#### [DIRECTIONS]
Reproduce the listing below in its entirety. Change nothing.

begin MATERIAL PROVIDED

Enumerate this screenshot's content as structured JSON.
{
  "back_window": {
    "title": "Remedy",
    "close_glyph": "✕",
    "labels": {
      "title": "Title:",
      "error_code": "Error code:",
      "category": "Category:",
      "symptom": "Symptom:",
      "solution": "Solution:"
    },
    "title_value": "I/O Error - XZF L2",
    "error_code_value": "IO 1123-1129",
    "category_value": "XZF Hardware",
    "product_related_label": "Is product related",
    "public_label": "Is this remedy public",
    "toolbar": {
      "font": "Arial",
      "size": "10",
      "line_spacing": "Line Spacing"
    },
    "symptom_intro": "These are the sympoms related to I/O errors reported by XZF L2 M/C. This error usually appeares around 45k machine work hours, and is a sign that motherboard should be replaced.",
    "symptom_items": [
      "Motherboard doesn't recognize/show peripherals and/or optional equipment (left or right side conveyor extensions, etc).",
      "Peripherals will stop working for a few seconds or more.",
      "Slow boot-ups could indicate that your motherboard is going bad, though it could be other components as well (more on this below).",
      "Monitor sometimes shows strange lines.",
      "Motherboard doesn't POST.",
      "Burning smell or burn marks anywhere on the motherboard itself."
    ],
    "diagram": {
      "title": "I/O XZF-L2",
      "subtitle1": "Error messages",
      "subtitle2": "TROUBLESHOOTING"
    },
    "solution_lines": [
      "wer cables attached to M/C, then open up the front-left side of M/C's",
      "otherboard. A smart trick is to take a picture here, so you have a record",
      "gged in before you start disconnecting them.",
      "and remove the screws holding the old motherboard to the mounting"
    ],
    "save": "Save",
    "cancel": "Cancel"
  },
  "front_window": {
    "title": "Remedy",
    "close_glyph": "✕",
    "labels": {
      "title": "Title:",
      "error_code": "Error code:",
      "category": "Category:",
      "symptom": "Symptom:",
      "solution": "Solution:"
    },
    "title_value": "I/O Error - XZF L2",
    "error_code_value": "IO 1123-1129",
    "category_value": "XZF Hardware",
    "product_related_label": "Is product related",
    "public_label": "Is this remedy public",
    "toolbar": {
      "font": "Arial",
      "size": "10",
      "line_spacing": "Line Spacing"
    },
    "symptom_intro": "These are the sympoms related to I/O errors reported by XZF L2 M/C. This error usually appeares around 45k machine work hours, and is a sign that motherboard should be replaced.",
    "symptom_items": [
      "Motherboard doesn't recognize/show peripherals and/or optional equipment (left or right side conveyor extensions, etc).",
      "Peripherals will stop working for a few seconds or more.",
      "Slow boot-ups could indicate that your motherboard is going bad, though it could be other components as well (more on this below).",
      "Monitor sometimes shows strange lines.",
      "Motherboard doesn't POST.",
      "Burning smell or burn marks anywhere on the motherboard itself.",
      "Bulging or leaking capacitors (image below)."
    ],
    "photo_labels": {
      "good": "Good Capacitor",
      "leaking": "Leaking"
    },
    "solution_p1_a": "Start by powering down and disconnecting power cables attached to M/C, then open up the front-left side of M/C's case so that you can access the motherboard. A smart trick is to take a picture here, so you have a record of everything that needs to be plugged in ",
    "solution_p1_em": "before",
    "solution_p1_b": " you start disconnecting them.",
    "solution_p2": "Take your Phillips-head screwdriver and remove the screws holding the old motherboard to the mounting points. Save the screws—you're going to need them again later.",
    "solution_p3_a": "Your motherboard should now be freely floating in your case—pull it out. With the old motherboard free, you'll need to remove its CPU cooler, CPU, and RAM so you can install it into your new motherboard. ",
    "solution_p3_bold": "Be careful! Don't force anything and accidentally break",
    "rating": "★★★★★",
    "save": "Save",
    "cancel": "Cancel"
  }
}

end MATERIAL PROVIDED

#### [SOLVED PROBLEM]
Enumerate this screenshot's content as structured JSON.
{
  "back_window": {
    "title": "Remedy",
    "close_glyph": "✕",
    "labels": {
      "title": "Title:",
      "error_code": "Error code:",
      "category": "Category:",
      "symptom": "Symptom:",
      "solution": "Solution:"
    },
    "title_value": "I/O Error - XZF L2",
    "error_code_value": "IO 1123-1129",
    "category_value": "XZF Hardware",
    "product_related_label": "Is product related",
    "public_label": "Is this remedy public",
    "toolbar": {
      "font": "Arial",
      "size": "10",
      "line_spacing": "Line Spacing"
    },
    "symptom_intro": "These are the sympoms related to I/O errors reported by XZF L2 M/C. This error usually appeares around 45k machine work hours, and is a sign that motherboard should be replaced.",
    "symptom_items": [
      "Motherboard doesn't recognize/show peripherals and/or optional equipment (left or right side conveyor extensions, etc).",
      "Peripherals will stop working for a few seconds or more.",
      "Slow boot-ups could indicate that your motherboard is going bad, though it could be other components as well (more on this below).",
      "Monitor sometimes shows strange lines.",
      "Motherboard doesn't POST.",
      "Burning smell or burn marks anywhere on the motherboard itself."
    ],
    "diagram": {
      "title": "I/O XZF-L2",
      "subtitle1": "Error messages",
      "subtitle2": "TROUBLESHOOTING"
    },
    "solution_lines": [
      "wer cables attached to M/C, then open up the front-left side of M/C's",
      "otherboard. A smart trick is to take a picture here, so you have a record",
      "gged in before you start disconnecting them.",
      "and remove the screws holding the old motherboard to the mounting"
    ],
    "save": "Save",
    "cancel": "Cancel"
  },
  "front_window": {
    "title": "Remedy",
    "close_glyph": "✕",
    "labels": {
      "title": "Title:",
      "error_code": "Error code:",
      "category": "Category:",
      "symptom": "Symptom:",
      "solution": "Solution:"
    },
    "title_value": "I/O Error - XZF L2",
    "error_code_value": "IO 1123-1129",
    "category_value": "XZF Hardware",
    "product_related_label": "Is product related",
    "public_label": "Is this remedy public",
    "toolbar": {
      "font": "Arial",
      "size": "10",
      "line_spacing": "Line Spacing"
    },
    "symptom_intro": "These are the sympoms related to I/O errors reported by XZF L2 M/C. This error usually appeares around 45k machine work hours, and is a sign that motherboard should be replaced.",
    "symptom_items": [
      "Motherboard doesn't recognize/show peripherals and/or optional equipment (left or right side conveyor extensions, etc).",
      "Peripherals will stop working for a few seconds or more.",
      "Slow boot-ups could indicate that your motherboard is going bad, though it could be other components as well (more on this below).",
      "Monitor sometimes shows strange lines.",
      "Motherboard doesn't POST.",
      "Burning smell or burn marks anywhere on the motherboard itself.",
      "Bulging or leaking capacitors (image below)."
    ],
    "photo_labels": {
      "good": "Good Capacitor",
      "leaking": "Leaking"
    },
    "solution_p1_a": "Start by powering down and disconnecting power cables attached to M/C, then open up the front-left side of M/C's case so that you can access the motherboard. A smart trick is to take a picture here, so you have a record of everything that needs to be plugged in ",
    "solution_p1_em": "before",
    "solution_p1_b": " you start disconnecting them.",
    "solution_p2": "Take your Phillips-head screwdriver and remove the screws holding the old motherboard to the mounting points. Save the screws—you're going to need them again later.",
    "solution_p3_a": "Your motherboard should now be freely floating in your case—pull it out. With the old motherboard free, you'll need to remove its CPU cooler, CPU, and RAM so you can install it into your new motherboard. ",
    "solution_p3_bold": "Be careful! Don't force anything and accidentally break",
    "rating": "★★★★★",
    "save": "Save",
    "cancel": "Cancel"
  }
}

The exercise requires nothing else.